Extract each record and reproduce it exactly.

**Stored data entries:**

━━━

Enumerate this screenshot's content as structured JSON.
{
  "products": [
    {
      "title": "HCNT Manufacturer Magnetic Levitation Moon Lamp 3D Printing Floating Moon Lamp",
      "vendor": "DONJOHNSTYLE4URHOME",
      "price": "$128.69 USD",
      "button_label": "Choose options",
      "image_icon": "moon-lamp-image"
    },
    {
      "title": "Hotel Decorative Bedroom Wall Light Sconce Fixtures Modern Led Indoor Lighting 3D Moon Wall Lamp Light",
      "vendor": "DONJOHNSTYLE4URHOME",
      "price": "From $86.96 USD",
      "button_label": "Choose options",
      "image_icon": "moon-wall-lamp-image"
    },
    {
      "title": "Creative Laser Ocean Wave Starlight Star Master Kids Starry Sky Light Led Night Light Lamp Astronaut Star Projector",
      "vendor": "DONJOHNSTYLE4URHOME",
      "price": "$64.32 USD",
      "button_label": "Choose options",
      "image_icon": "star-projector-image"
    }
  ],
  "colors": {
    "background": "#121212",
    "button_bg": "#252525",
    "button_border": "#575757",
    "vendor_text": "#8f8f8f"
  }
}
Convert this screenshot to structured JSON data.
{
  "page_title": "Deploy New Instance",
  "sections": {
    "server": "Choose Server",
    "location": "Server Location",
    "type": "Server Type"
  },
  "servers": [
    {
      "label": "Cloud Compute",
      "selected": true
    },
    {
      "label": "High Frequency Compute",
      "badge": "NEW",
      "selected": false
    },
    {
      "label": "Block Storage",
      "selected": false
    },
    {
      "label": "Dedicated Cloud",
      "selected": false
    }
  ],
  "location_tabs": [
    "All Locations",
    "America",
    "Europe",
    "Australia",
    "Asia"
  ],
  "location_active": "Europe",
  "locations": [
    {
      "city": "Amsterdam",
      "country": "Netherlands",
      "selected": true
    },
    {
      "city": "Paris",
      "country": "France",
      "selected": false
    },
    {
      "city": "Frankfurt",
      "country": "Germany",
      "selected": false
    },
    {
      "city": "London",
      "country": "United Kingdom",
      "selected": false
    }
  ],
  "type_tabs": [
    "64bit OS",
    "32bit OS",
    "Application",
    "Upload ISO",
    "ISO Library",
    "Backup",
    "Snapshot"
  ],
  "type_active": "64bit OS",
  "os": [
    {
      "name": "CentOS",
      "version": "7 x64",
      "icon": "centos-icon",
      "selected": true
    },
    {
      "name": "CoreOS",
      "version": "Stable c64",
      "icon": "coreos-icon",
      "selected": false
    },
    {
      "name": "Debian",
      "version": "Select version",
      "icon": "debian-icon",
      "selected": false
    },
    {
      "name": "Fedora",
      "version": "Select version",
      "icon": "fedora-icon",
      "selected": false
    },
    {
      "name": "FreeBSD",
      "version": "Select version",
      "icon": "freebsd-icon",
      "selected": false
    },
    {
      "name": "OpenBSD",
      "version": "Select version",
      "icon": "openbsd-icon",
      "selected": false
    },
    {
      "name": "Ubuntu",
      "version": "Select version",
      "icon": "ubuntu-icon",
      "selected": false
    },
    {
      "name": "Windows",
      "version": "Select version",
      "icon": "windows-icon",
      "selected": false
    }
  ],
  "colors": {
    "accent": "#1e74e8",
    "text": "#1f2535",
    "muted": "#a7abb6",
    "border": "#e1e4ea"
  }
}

━━━

**Finished exercise:**
Enumerate this screenshot's content as structured JSON.
{
  "products": [
    {
      "title": "HCNT Manufacturer Magnetic Levitation Moon Lamp 3D Printing Floating Moon Lamp",
      "vendor": "DONJOHNSTYLE4URHOME",
      "price": "$128.69 USD",
      "button_label": "Choose options",
      "image_icon": "moon-lamp-image"
    },
    {
      "title": "Hotel Decorative Bedroom Wall Light Sconce Fixtures Modern Led Indoor Lighting 3D Moon Wall Lamp Light",
      "vendor": "DONJOHNSTYLE4URHOME",
      "price": "From $86.96 USD",
      "button_label": "Choose options",
      "image_icon": "moon-wall-lamp-image"
    },
    {
      "title": "Creative Laser Ocean Wave Starlight Star Master Kids Starry Sky Light Led Night Light Lamp Astronaut Star Projector",
      "vendor": "DONJOHNSTYLE4URHOME",
      "price": "$64.32 USD",
      "button_label": "Choose options",
      "image_icon": "star-projector-image"
    }
  ],
  "colors": {
    "background": "#121212",
    "button_bg": "#252525",
    "button_border": "#575757",
    "vendor_text": "#8f8f8f"
  }
}
Convert this screenshot to structured JSON data.
{
  "page_title": "Deploy New Instance",
  "sections": {
    "server": "Choose Server",
    "location": "Server Location",
    "type": "Server Type"
  },
  "servers": [
    {
      "label": "Cloud Compute",
      "selected": true
    },
    {
      "label": "High Frequency Compute",
      "badge": "NEW",
      "selected": false
    },
    {
      "label": "Block Storage",
      "selected": false
    },
    {
      "label": "Dedicated Cloud",
      "selected": false
    }
  ],
  "location_tabs": [
    "All Locations",
    "America",
    "Europe",
    "Australia",
    "Asia"
  ],
  "location_active": "Europe",
  "locations": [
    {
      "city": "Amsterdam",
      "country": "Netherlands",
      "selected": true
    },
    {
      "city": "Paris",
      "country": "France",
      "selected": false
    },
    {
      "city": "Frankfurt",
      "country": "Germany",
      "selected": false
    },
    {
      "city": "London",
      "country": "United Kingdom",
      "selected": false
    }
  ],
  "type_tabs": [
    "64bit OS",
    "32bit OS",
    "Application",
    "Upload ISO",
    "ISO Library",
    "Backup",
    "Snapshot"
  ],
  "type_active": "64bit OS",
  "os": [
    {
      "name": "CentOS",
      "version": "7 x64",
      "icon": "centos-icon",
      "selected": true
    },
    {
      "name": "CoreOS",
      "version": "Stable c64",
      "icon": "coreos-icon",
      "selected": false
    },
    {
      "name": "Debian",
      "version": "Select version",
      "icon": "debian-icon",
      "selected": false
    },
    {
      "name": "Fedora",
      "version": "Select version",
      "icon": "fedora-icon",
      "selected": false
    },
    {
      "name": "FreeBSD",
      "version": "Select version",
      "icon": "freebsd-icon",
      "selected": false
    },
    {
      "name": "OpenBSD",
      "version": "Select version",
      "icon": "openbsd-icon",
      "selected": false
    },
    {
      "name": "Ubuntu",
      "version": "Select version",
      "icon": "ubuntu-icon",
      "selected": false
    },
    {
      "name": "Windows",
      "version": "Select version",
      "icon": "windows-icon",
      "selected": false
    }
  ],
  "colors": {
    "accent": "#1e74e8",
    "text": "#1f2535",
    "muted": "#a7abb6",
    "border": "#e1e4ea"
  }
}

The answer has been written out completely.